* [Set task] All of the records below should be output exactly.

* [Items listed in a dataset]
★ ★ ★ ★ ★

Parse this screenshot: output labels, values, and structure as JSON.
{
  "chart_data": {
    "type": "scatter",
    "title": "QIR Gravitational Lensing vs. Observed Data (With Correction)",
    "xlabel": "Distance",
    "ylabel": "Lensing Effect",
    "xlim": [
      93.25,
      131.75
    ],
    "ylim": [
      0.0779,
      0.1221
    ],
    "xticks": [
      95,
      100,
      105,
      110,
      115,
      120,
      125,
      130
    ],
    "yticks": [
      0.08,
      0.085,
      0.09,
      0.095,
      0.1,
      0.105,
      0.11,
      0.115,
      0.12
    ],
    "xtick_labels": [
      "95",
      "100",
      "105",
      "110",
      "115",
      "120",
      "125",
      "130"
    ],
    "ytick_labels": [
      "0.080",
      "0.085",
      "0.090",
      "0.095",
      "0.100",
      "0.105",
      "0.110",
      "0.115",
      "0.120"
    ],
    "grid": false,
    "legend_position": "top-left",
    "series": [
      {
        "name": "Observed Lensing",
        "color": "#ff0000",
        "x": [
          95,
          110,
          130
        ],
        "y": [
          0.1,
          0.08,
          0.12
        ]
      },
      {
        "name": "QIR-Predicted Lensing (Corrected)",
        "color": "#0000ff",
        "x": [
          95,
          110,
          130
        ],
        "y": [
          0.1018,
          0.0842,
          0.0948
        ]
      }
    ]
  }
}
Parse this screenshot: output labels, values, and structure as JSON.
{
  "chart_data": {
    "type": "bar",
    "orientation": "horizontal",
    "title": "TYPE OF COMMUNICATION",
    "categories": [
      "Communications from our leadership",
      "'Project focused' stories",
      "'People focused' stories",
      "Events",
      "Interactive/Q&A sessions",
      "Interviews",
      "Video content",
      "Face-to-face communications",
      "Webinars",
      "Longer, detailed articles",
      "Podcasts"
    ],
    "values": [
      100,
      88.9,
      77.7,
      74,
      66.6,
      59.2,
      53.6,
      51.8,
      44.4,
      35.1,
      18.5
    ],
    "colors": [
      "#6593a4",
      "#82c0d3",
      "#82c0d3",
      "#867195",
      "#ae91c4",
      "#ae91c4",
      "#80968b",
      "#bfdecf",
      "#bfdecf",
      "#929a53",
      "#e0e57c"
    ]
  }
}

★ ★ ★ ★ ★

* [Full output]
Parse this screenshot: output labels, values, and structure as JSON.
{
  "chart_data": {
    "type": "scatter",
    "title": "QIR Gravitational Lensing vs. Observed Data (With Correction)",
    "xlabel": "Distance",
    "ylabel": "Lensing Effect",
    "xlim": [
      93.25,
      131.75
    ],
    "ylim": [
      0.0779,
      0.1221
    ],
    "xticks": [
      95,
      100,
      105,
      110,
      115,
      120,
      125,
      130
    ],
    "yticks": [
      0.08,
      0.085,
      0.09,
      0.095,
      0.1,
      0.105,
      0.11,
      0.115,
      0.12
    ],
    "xtick_labels": [
      "95",
      "100",
      "105",
      "110",
      "115",
      "120",
      "125",
      "130"
    ],
    "ytick_labels": [
      "0.080",
      "0.085",
      "0.090",
      "0.095",
      "0.100",
      "0.105",
      "0.110",
      "0.115",
      "0.120"
    ],
    "grid": false,
    "legend_position": "top-left",
    "series": [
      {
        "name": "Observed Lensing",
        "color": "#ff0000",
        "x": [
          95,
          110,
          130
        ],
        "y": [
          0.1,
          0.08,
          0.12
        ]
      },
      {
        "name": "QIR-Predicted Lensing (Corrected)",
        "color": "#0000ff",
        "x": [
          95,
          110,
          130
        ],
        "y": [
          0.1018,
          0.0842,
          0.0948
        ]
      }
    ]
  }
}
Parse this screenshot: output labels, values, and structure as JSON.
{
  "chart_data": {
    "type": "bar",
    "orientation": "horizontal",
    "title": "TYPE OF COMMUNICATION",
    "categories": [
      "Communications from our leadership",
      "'Project focused' stories",
      "'People focused' stories",
      "Events",
      "Interactive/Q&A sessions",
      "Interviews",
      "Video content",
      "Face-to-face communications",
      "Webinars",
      "Longer, detailed articles",
      "Podcasts"
    ],
    "values": [
      100,
      88.9,
      77.7,
      74,
      66.6,
      59.2,
      53.6,
      51.8,
      44.4,
      35.1,
      18.5
    ],
    "colors": [
      "#6593a4",
      "#82c0d3",
      "#82c0d3",
      "#867195",
      "#ae91c4",
      "#ae91c4",
      "#80968b",
      "#bfdecf",
      "#bfdecf",
      "#929a53",
      "#e0e57c"
    ]
  }
}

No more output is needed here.